─── DATASET ENTRIES

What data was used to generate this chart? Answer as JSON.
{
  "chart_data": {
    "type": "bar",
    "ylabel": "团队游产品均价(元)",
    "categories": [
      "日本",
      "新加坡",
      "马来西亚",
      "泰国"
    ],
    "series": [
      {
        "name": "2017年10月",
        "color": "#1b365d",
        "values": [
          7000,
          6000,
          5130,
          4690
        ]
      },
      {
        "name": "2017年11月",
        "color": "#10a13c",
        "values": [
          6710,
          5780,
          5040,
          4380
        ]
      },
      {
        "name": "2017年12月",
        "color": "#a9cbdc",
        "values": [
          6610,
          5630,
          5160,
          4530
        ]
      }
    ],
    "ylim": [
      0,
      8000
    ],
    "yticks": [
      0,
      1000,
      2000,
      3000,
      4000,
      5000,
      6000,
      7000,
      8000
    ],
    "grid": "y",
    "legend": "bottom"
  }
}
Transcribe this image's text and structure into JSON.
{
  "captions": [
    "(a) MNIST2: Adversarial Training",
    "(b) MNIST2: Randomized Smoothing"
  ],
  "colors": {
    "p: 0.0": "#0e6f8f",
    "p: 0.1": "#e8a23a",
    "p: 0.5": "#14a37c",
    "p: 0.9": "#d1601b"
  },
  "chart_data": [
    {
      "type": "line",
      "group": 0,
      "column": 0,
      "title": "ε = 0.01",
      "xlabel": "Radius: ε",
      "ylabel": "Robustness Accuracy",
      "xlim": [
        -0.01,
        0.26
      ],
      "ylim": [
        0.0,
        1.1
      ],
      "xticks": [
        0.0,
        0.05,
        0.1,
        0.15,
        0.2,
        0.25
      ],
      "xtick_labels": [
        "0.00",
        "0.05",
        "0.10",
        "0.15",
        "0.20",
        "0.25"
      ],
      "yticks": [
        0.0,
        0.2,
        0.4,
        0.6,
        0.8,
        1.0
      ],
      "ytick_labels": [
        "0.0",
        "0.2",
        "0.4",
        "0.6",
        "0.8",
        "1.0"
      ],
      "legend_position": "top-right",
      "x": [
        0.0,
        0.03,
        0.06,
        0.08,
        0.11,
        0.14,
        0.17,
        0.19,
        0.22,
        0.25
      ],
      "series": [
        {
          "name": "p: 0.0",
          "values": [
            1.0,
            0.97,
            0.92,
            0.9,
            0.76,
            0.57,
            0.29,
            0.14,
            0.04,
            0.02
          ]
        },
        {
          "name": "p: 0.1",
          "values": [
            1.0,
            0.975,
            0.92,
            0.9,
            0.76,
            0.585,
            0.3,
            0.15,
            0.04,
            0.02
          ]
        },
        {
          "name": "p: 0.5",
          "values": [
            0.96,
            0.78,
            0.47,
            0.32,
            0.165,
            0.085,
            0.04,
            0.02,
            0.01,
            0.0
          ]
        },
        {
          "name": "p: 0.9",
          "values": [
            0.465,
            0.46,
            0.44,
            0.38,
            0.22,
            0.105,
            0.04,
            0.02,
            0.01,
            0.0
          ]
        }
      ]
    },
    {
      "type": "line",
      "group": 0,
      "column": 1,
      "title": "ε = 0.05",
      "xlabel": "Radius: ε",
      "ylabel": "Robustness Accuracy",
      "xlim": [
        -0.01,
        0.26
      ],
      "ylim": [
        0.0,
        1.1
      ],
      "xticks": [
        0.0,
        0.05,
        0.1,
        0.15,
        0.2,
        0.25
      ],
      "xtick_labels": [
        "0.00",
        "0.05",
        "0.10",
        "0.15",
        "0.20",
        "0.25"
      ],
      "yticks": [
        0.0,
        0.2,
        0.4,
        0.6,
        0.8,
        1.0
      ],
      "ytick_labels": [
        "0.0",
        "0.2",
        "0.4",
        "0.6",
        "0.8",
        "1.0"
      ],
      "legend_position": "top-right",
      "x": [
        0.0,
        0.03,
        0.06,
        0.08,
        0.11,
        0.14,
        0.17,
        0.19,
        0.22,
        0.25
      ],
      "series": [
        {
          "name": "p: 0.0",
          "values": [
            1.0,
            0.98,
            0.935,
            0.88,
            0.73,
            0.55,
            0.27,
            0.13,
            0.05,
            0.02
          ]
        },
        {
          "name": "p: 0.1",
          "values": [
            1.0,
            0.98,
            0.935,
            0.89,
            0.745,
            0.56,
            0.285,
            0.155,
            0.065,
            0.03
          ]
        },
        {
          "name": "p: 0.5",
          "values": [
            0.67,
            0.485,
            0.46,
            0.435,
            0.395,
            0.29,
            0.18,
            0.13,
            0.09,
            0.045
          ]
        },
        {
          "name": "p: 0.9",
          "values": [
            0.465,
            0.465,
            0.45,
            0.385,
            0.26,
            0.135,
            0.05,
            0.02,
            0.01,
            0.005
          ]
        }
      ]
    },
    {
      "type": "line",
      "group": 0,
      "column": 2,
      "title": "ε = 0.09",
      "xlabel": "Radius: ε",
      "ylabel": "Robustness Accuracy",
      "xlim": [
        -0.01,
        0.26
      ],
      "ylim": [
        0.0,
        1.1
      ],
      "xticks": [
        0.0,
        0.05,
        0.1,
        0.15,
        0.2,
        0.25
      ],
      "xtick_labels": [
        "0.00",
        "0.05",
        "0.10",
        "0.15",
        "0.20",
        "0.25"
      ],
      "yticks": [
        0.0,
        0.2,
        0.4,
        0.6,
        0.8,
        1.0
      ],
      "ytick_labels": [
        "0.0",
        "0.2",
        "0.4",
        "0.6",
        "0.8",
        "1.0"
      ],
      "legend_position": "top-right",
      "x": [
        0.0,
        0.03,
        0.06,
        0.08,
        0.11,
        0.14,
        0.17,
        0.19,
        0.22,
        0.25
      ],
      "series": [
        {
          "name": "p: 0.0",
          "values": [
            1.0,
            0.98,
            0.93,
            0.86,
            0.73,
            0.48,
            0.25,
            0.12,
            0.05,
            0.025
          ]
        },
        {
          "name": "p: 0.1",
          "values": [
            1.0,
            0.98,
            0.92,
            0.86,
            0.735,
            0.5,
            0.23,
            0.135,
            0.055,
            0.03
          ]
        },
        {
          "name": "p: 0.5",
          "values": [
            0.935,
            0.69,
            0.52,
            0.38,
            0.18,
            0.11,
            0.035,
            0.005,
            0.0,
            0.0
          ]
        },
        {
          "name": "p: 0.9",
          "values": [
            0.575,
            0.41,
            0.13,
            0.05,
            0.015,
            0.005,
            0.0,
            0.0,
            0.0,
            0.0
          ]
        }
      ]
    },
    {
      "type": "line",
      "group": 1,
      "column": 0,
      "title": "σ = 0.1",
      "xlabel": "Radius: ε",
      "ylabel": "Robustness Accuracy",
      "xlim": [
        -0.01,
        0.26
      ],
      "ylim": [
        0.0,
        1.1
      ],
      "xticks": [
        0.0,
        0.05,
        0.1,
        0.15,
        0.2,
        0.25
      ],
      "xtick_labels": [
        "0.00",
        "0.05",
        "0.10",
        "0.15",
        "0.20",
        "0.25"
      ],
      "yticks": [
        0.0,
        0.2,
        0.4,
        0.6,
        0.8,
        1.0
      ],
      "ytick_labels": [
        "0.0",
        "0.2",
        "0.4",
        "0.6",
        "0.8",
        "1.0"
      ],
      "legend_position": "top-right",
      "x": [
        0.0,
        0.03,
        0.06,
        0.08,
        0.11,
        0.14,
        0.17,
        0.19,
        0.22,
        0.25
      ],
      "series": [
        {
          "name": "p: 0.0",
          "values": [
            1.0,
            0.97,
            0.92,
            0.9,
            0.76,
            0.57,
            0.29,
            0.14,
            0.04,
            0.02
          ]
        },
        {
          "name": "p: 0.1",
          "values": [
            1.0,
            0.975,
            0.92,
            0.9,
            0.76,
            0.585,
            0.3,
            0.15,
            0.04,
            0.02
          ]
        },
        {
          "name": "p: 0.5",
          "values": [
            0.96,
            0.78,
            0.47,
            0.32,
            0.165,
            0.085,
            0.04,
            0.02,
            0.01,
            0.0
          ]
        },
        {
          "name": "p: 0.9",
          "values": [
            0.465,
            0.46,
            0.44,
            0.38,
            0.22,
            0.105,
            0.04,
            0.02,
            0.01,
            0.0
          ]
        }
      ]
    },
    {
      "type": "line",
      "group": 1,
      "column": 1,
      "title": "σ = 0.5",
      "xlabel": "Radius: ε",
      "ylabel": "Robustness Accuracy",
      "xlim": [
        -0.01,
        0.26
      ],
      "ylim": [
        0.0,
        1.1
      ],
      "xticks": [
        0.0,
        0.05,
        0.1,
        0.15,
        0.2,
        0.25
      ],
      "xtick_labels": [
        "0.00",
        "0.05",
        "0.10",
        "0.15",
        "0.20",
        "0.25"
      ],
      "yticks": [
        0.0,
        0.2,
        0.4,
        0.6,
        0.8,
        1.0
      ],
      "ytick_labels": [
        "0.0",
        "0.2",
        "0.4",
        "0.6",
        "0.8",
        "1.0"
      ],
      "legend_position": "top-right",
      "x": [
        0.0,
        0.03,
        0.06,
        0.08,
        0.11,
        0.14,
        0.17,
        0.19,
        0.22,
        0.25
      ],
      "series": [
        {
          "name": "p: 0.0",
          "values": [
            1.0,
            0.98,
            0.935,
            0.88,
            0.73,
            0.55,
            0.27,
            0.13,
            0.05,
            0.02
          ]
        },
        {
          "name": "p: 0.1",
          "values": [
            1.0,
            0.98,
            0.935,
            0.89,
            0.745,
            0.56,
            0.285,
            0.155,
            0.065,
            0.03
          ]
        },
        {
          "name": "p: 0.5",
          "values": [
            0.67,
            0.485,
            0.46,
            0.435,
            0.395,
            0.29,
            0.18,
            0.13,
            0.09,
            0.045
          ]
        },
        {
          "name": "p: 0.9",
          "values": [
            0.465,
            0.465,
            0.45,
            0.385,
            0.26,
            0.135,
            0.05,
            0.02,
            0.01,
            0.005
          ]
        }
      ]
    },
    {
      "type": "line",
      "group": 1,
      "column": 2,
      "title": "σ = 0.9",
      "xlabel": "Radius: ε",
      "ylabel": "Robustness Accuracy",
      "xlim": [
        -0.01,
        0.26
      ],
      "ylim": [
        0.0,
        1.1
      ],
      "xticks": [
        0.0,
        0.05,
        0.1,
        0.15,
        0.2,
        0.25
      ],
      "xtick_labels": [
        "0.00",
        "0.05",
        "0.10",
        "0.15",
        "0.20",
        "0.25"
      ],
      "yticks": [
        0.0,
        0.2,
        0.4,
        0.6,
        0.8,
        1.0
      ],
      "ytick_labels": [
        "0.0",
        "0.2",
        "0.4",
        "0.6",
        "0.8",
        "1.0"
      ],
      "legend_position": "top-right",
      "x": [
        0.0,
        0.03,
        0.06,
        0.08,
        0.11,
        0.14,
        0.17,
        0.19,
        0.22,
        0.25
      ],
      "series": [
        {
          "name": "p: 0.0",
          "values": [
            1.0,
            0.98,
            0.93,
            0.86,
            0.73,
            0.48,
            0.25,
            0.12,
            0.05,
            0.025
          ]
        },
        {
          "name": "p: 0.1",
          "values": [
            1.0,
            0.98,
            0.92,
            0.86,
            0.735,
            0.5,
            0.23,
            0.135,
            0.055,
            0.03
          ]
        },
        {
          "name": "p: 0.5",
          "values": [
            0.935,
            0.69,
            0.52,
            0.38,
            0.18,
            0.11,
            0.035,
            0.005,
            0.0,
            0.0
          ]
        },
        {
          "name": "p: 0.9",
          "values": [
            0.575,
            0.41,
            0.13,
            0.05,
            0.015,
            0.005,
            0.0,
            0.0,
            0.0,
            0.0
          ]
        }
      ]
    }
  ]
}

──────

GIVEN INSTRUCTION => Which lines contain the word "this"? Copy each of them.

PROBLEM SOLUTION =>
What data was used to generate this chart? Answer as JSON.
Transcribe this image's text and structure into JSON.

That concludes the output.